● **Problem statement**
Make a verbatim copy of the entries below; pictures stay out.

● **Records for this task**

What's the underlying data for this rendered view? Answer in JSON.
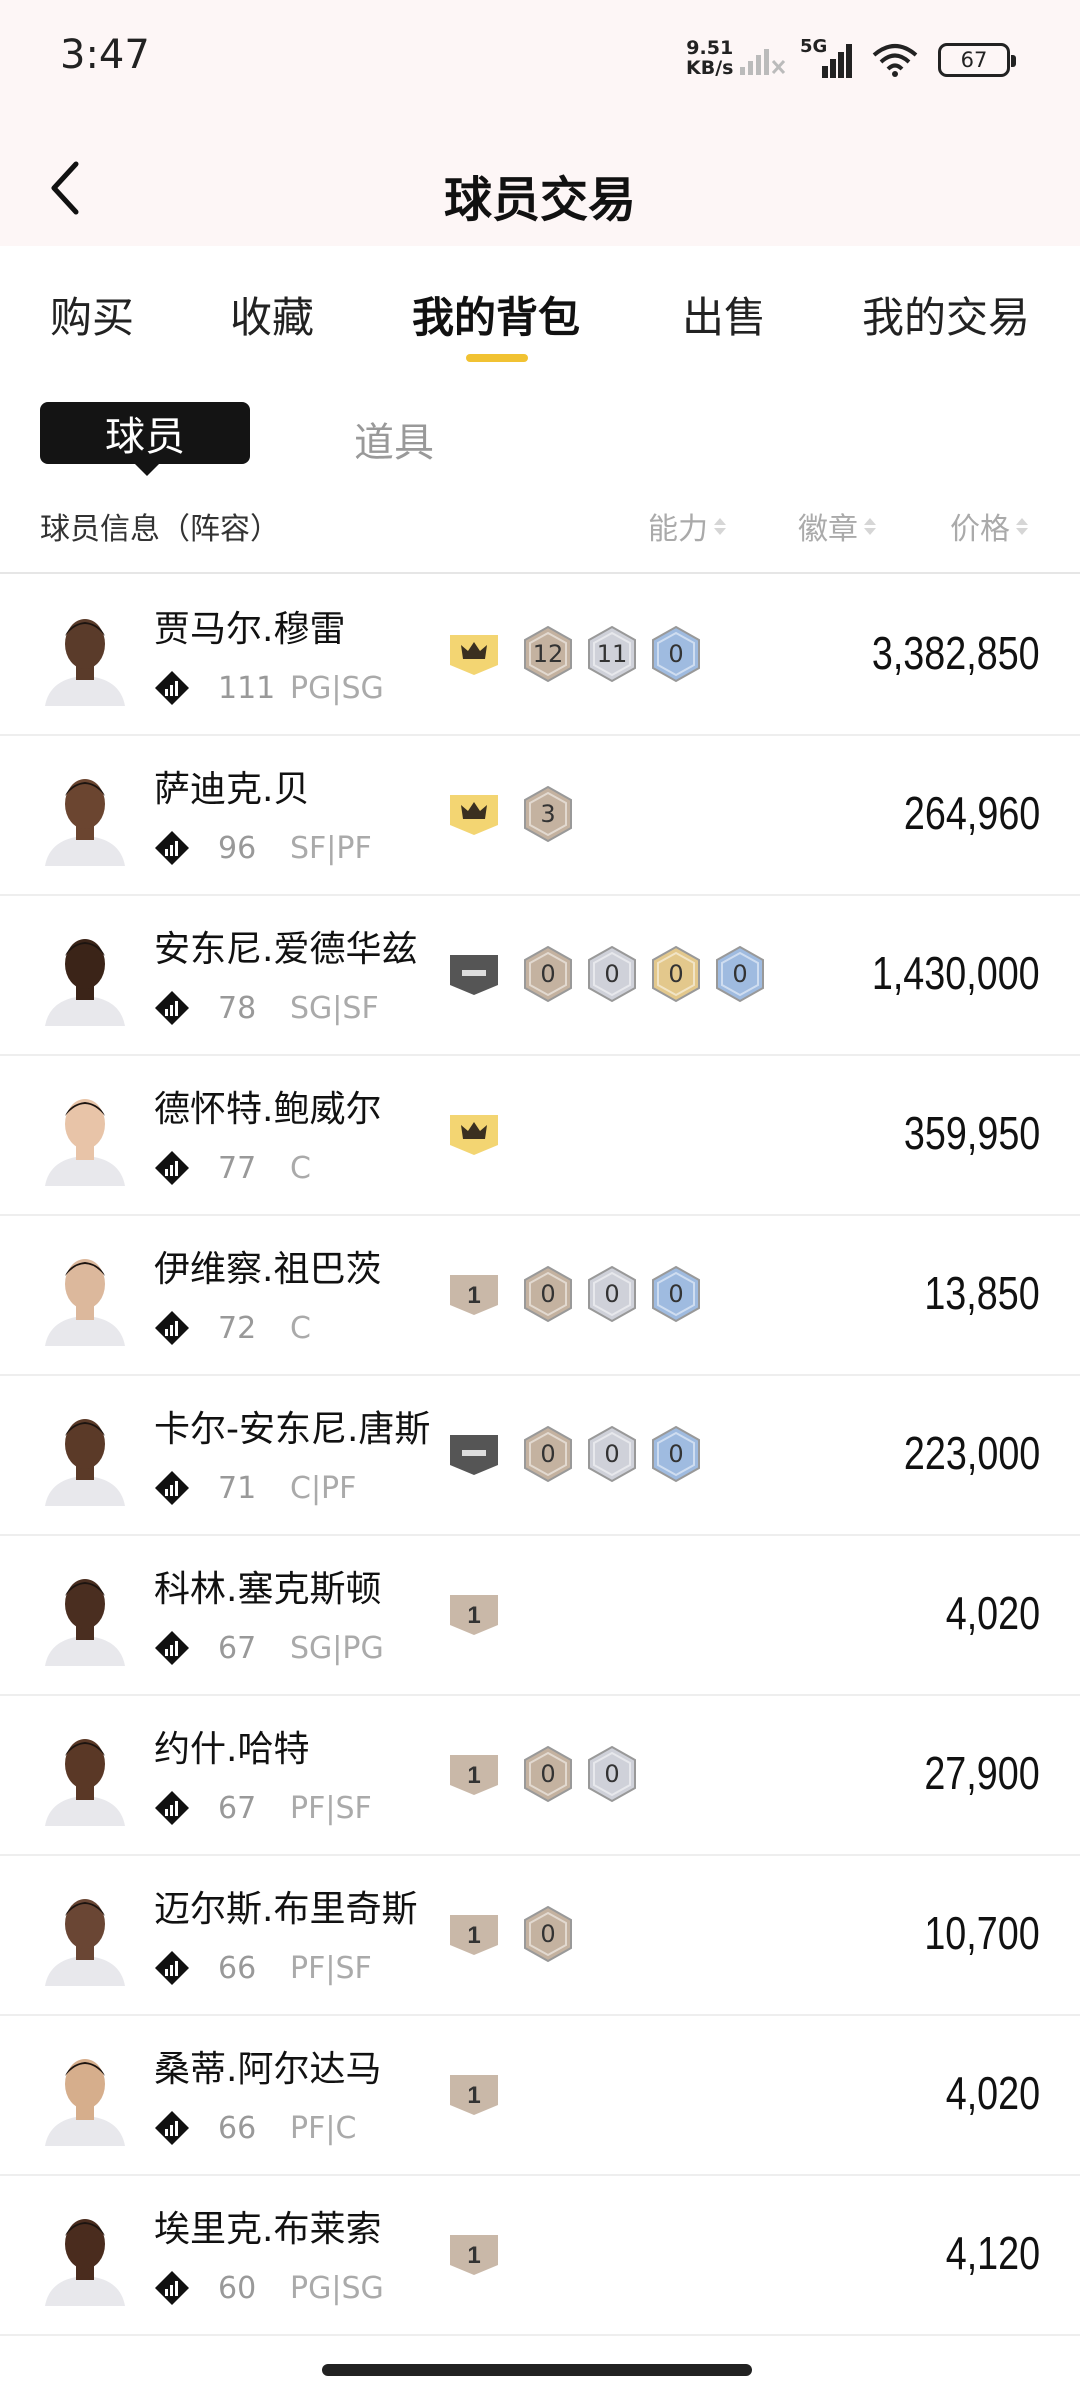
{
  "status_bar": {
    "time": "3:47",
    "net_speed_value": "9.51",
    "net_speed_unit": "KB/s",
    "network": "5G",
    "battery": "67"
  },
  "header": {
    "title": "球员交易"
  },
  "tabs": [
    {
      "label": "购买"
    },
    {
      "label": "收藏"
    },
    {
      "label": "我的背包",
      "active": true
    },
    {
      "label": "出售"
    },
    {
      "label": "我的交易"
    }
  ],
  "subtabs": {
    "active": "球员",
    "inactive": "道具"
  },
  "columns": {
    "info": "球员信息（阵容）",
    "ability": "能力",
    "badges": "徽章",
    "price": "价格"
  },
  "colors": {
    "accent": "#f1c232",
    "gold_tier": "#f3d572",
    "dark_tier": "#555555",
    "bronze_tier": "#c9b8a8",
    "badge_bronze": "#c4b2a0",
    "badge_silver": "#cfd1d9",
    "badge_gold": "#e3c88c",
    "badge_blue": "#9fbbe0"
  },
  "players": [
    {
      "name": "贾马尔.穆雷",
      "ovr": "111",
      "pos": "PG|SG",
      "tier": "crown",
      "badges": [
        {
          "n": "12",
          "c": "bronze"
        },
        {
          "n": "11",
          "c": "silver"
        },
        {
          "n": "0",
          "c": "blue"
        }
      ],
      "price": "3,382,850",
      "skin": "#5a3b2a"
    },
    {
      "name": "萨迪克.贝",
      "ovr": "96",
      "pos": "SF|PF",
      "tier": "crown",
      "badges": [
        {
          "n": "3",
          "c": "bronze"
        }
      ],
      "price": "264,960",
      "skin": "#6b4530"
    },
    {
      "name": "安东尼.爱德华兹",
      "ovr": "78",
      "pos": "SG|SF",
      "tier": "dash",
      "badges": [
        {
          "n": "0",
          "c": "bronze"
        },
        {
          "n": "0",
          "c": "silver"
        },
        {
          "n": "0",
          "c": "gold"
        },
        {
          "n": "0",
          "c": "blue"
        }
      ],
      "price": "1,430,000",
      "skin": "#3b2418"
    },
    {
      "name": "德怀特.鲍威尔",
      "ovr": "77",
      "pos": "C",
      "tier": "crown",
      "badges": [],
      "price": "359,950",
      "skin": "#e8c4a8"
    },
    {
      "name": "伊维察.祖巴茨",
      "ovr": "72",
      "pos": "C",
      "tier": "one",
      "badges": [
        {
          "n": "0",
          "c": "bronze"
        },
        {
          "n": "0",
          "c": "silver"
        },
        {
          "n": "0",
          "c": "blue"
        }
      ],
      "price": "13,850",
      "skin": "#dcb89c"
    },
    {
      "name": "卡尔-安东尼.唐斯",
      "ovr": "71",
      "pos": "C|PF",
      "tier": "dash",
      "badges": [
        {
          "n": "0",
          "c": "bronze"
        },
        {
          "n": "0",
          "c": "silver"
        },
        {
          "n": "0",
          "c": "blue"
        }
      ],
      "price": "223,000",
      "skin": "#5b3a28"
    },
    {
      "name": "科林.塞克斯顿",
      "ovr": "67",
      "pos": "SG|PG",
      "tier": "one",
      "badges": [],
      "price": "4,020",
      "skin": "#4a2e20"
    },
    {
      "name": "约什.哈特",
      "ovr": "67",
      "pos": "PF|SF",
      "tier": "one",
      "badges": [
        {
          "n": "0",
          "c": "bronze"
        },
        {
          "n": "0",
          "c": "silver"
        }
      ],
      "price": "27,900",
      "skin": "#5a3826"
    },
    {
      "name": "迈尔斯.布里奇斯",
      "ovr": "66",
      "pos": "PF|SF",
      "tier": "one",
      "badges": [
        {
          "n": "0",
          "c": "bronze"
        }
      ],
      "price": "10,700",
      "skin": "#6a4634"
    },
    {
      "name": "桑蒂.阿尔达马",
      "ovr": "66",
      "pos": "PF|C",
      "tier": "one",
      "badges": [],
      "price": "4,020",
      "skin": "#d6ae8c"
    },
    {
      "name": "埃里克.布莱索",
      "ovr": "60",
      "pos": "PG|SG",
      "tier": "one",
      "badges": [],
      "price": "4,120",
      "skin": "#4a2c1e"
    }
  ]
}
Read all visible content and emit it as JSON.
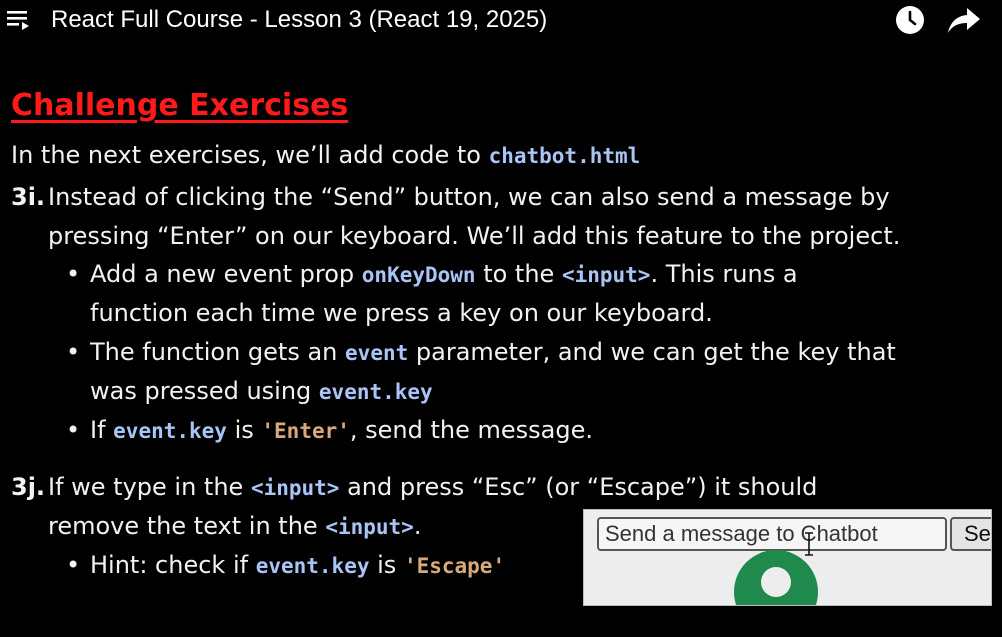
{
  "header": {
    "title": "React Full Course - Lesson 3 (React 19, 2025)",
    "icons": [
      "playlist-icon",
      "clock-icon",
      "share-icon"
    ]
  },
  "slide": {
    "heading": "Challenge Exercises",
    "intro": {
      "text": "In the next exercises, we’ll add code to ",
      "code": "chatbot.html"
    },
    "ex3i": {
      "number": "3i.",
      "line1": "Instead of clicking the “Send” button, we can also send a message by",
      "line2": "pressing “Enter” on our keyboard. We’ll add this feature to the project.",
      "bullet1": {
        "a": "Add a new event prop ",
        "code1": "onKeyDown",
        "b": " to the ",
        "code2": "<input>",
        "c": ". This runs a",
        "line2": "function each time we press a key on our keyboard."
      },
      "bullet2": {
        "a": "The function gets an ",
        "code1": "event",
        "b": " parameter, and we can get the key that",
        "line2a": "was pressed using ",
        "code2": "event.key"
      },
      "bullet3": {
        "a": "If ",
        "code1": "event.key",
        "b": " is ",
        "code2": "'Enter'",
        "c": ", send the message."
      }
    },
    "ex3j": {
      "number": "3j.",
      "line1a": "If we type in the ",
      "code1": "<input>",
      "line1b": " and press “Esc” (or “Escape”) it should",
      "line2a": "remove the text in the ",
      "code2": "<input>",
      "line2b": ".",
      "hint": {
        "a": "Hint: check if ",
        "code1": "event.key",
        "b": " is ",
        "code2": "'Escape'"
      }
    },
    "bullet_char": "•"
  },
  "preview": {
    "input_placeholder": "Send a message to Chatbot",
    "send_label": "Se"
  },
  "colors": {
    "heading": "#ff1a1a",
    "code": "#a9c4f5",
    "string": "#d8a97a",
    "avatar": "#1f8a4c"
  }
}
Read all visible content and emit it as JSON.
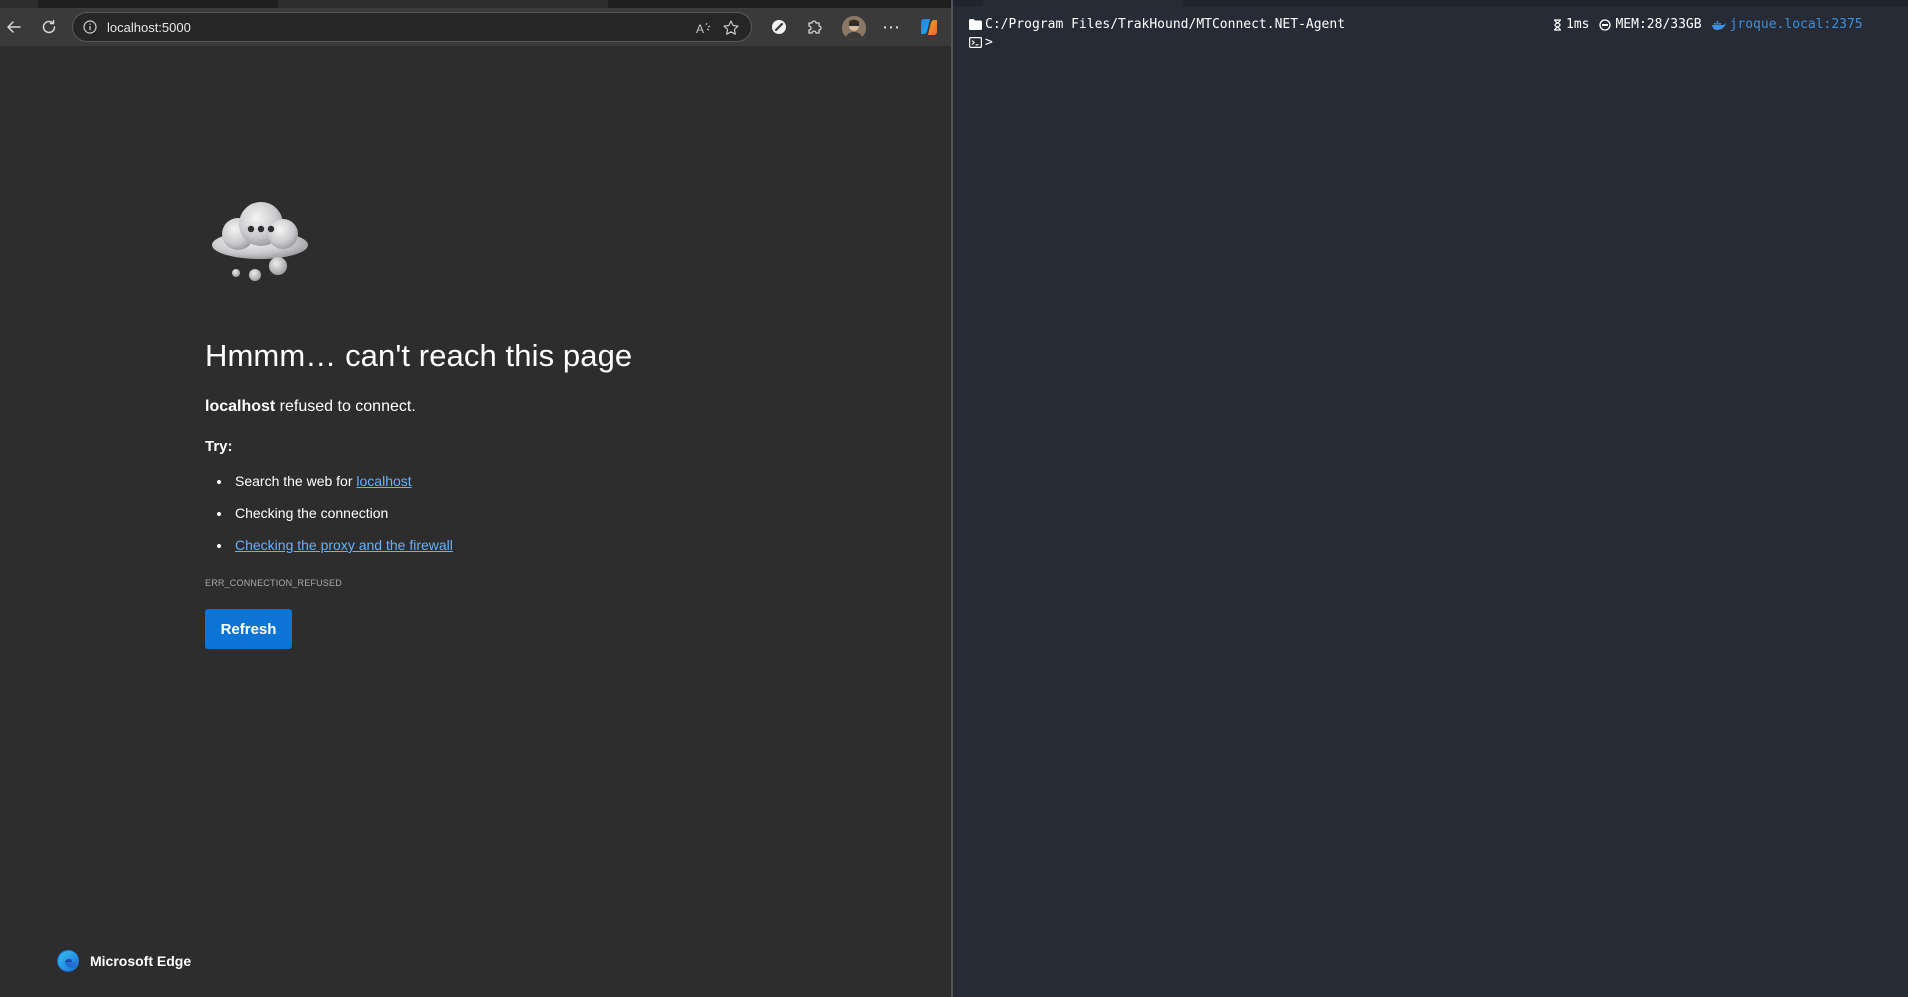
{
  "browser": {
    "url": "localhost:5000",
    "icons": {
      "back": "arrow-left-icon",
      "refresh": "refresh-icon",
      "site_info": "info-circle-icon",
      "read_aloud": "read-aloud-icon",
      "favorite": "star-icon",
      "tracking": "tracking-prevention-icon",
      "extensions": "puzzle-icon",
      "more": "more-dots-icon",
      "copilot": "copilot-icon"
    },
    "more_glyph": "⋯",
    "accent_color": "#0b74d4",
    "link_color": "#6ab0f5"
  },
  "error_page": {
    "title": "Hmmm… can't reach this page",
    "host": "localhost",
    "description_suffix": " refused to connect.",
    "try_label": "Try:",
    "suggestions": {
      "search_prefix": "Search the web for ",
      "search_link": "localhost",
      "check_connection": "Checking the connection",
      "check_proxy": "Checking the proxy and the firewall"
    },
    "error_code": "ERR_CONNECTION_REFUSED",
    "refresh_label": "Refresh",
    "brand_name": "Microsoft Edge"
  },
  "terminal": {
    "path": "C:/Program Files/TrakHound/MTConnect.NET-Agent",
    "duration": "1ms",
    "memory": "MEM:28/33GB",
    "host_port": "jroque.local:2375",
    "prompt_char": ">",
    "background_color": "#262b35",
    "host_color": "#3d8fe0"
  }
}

● **The reply**
What's the underlying data for this rendered view? Answer in JSON.
{
  "status_bar": {
    "time": "3:47",
    "net_speed_value": "9.51",
    "net_speed_unit": "KB/s",
    "network": "5G",
    "battery": "67"
  },
  "header": {
    "title": "球员交易"
  },
  "tabs": [
    {
      "label": "购买"
    },
    {
      "label": "收藏"
    },
    {
      "label": "我的背包",
      "active": true
    },
    {
      "label": "出售"
    },
    {
      "label": "我的交易"
    }
  ],
  "subtabs": {
    "active": "球员",
    "inactive": "道具"
  },
  "columns": {
    "info": "球员信息（阵容）",
    "ability": "能力",
    "badges": "徽章",
    "price": "价格"
  },
  "colors": {
    "accent": "#f1c232",
    "gold_tier": "#f3d572",
    "dark_tier": "#555555",
    "bronze_tier": "#c9b8a8",
    "badge_bronze": "#c4b2a0",
    "badge_silver": "#cfd1d9",
    "badge_gold": "#e3c88c",
    "badge_blue": "#9fbbe0"
  },
  "players": [
    {
      "name": "贾马尔.穆雷",
      "ovr": "111",
      "pos": "PG|SG",
      "tier": "crown",
      "badges": [
        {
          "n": "12",
          "c": "bronze"
        },
        {
          "n": "11",
          "c": "silver"
        },
        {
          "n": "0",
          "c": "blue"
        }
      ],
      "price": "3,382,850",
      "skin": "#5a3b2a"
    },
    {
      "name": "萨迪克.贝",
      "ovr": "96",
      "pos": "SF|PF",
      "tier": "crown",
      "badges": [
        {
          "n": "3",
          "c": "bronze"
        }
      ],
      "price": "264,960",
      "skin": "#6b4530"
    },
    {
      "name": "安东尼.爱德华兹",
      "ovr": "78",
      "pos": "SG|SF",
      "tier": "dash",
      "badges": [
        {
          "n": "0",
          "c": "bronze"
        },
        {
          "n": "0",
          "c": "silver"
        },
        {
          "n": "0",
          "c": "gold"
        },
        {
          "n": "0",
          "c": "blue"
        }
      ],
      "price": "1,430,000",
      "skin": "#3b2418"
    },
    {
      "name": "德怀特.鲍威尔",
      "ovr": "77",
      "pos": "C",
      "tier": "crown",
      "badges": [],
      "price": "359,950",
      "skin": "#e8c4a8"
    },
    {
      "name": "伊维察.祖巴茨",
      "ovr": "72",
      "pos": "C",
      "tier": "one",
      "badges": [
        {
          "n": "0",
          "c": "bronze"
        },
        {
          "n": "0",
          "c": "silver"
        },
        {
          "n": "0",
          "c": "blue"
        }
      ],
      "price": "13,850",
      "skin": "#dcb89c"
    },
    {
      "name": "卡尔-安东尼.唐斯",
      "ovr": "71",
      "pos": "C|PF",
      "tier": "dash",
      "badges": [
        {
          "n": "0",
          "c": "bronze"
        },
        {
          "n": "0",
          "c": "silver"
        },
        {
          "n": "0",
          "c": "blue"
        }
      ],
      "price": "223,000",
      "skin": "#5b3a28"
    },
    {
      "name": "科林.塞克斯顿",
      "ovr": "67",
      "pos": "SG|PG",
      "tier": "one",
      "badges": [],
      "price": "4,020",
      "skin": "#4a2e20"
    },
    {
      "name": "约什.哈特",
      "ovr": "67",
      "pos": "PF|SF",
      "tier": "one",
      "badges": [
        {
          "n": "0",
          "c": "bronze"
        },
        {
          "n": "0",
          "c": "silver"
        }
      ],
      "price": "27,900",
      "skin": "#5a3826"
    },
    {
      "name": "迈尔斯.布里奇斯",
      "ovr": "66",
      "pos": "PF|SF",
      "tier": "one",
      "badges": [
        {
          "n": "0",
          "c": "bronze"
        }
      ],
      "price": "10,700",
      "skin": "#6a4634"
    },
    {
      "name": "桑蒂.阿尔达马",
      "ovr": "66",
      "pos": "PF|C",
      "tier": "one",
      "badges": [],
      "price": "4,020",
      "skin": "#d6ae8c"
    },
    {
      "name": "埃里克.布莱索",
      "ovr": "60",
      "pos": "PG|SG",
      "tier": "one",
      "badges": [],
      "price": "4,120",
      "skin": "#4a2c1e"
    }
  ]
}
Read all visible content and emit it as JSON.
{
  "header": {
    "title": "React Full Course - Lesson 3 (React 19, 2025)",
    "icons": [
      "playlist-icon",
      "clock-icon",
      "share-icon"
    ]
  },
  "slide": {
    "heading": "Challenge Exercises",
    "intro": {
      "text": "In the next exercises, we’ll add code to ",
      "code": "chatbot.html"
    },
    "ex3i": {
      "number": "3i.",
      "line1": "Instead of clicking the “Send” button, we can also send a message by",
      "line2": "pressing “Enter” on our keyboard. We’ll add this feature to the project.",
      "bullet1": {
        "a": "Add a new event prop ",
        "code1": "onKeyDown",
        "b": " to the ",
        "code2": "<input>",
        "c": ". This runs a",
        "line2": "function each time we press a key on our keyboard."
      },
      "bullet2": {
        "a": "The function gets an ",
        "code1": "event",
        "b": " parameter, and we can get the key that",
        "line2a": "was pressed using ",
        "code2": "event.key"
      },
      "bullet3": {
        "a": "If ",
        "code1": "event.key",
        "b": " is ",
        "code2": "'Enter'",
        "c": ", send the message."
      }
    },
    "ex3j": {
      "number": "3j.",
      "line1a": "If we type in the ",
      "code1": "<input>",
      "line1b": " and press “Esc” (or “Escape”) it should",
      "line2a": "remove the text in the ",
      "code2": "<input>",
      "line2b": ".",
      "hint": {
        "a": "Hint: check if ",
        "code1": "event.key",
        "b": " is ",
        "code2": "'Escape'"
      }
    },
    "bullet_char": "•"
  },
  "preview": {
    "input_placeholder": "Send a message to Chatbot",
    "send_label": "Se"
  },
  "colors": {
    "heading": "#ff1a1a",
    "code": "#a9c4f5",
    "string": "#d8a97a",
    "avatar": "#1f8a4c"
  }
}
Read all visible content and emit it as JSON.
{
  "browser": {
    "url": "localhost:5000",
    "icons": {
      "back": "arrow-left-icon",
      "refresh": "refresh-icon",
      "site_info": "info-circle-icon",
      "read_aloud": "read-aloud-icon",
      "favorite": "star-icon",
      "tracking": "tracking-prevention-icon",
      "extensions": "puzzle-icon",
      "more": "more-dots-icon",
      "copilot": "copilot-icon"
    },
    "more_glyph": "⋯",
    "accent_color": "#0b74d4",
    "link_color": "#6ab0f5"
  },
  "error_page": {
    "title": "Hmmm… can't reach this page",
    "host": "localhost",
    "description_suffix": " refused to connect.",
    "try_label": "Try:",
    "suggestions": {
      "search_prefix": "Search the web for ",
      "search_link": "localhost",
      "check_connection": "Checking the connection",
      "check_proxy": "Checking the proxy and the firewall"
    },
    "error_code": "ERR_CONNECTION_REFUSED",
    "refresh_label": "Refresh",
    "brand_name": "Microsoft Edge"
  },
  "terminal": {
    "path": "C:/Program Files/TrakHound/MTConnect.NET-Agent",
    "duration": "1ms",
    "memory": "MEM:28/33GB",
    "host_port": "jroque.local:2375",
    "prompt_char": ">",
    "background_color": "#262b35",
    "host_color": "#3d8fe0"
  }
}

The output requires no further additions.